= Given instruction =
Pull every line that holds the word "name" from the entries.

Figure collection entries
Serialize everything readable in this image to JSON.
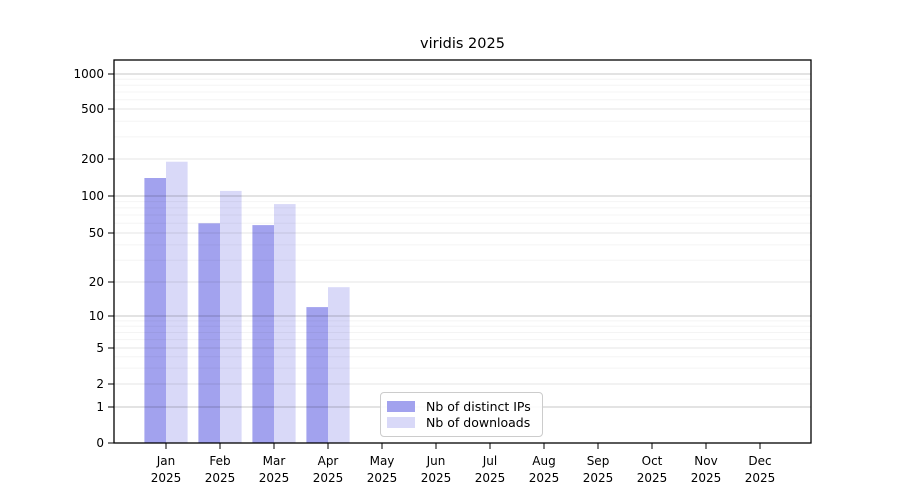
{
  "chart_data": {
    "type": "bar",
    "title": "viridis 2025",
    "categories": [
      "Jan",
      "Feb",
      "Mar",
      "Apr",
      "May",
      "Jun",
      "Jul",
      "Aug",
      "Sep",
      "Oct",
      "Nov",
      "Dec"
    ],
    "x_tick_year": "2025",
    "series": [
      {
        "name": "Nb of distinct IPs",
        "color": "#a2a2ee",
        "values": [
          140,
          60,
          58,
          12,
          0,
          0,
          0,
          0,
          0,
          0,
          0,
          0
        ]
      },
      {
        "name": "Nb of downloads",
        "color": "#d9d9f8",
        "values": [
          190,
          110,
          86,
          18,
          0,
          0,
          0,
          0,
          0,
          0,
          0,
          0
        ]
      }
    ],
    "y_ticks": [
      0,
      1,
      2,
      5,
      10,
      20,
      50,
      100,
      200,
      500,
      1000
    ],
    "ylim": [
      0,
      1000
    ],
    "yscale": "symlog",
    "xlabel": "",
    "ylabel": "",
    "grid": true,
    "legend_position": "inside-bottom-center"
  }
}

= Solution to the problem =
        "name": "Nb of distinct IPs",
        "name": "Nb of downloads",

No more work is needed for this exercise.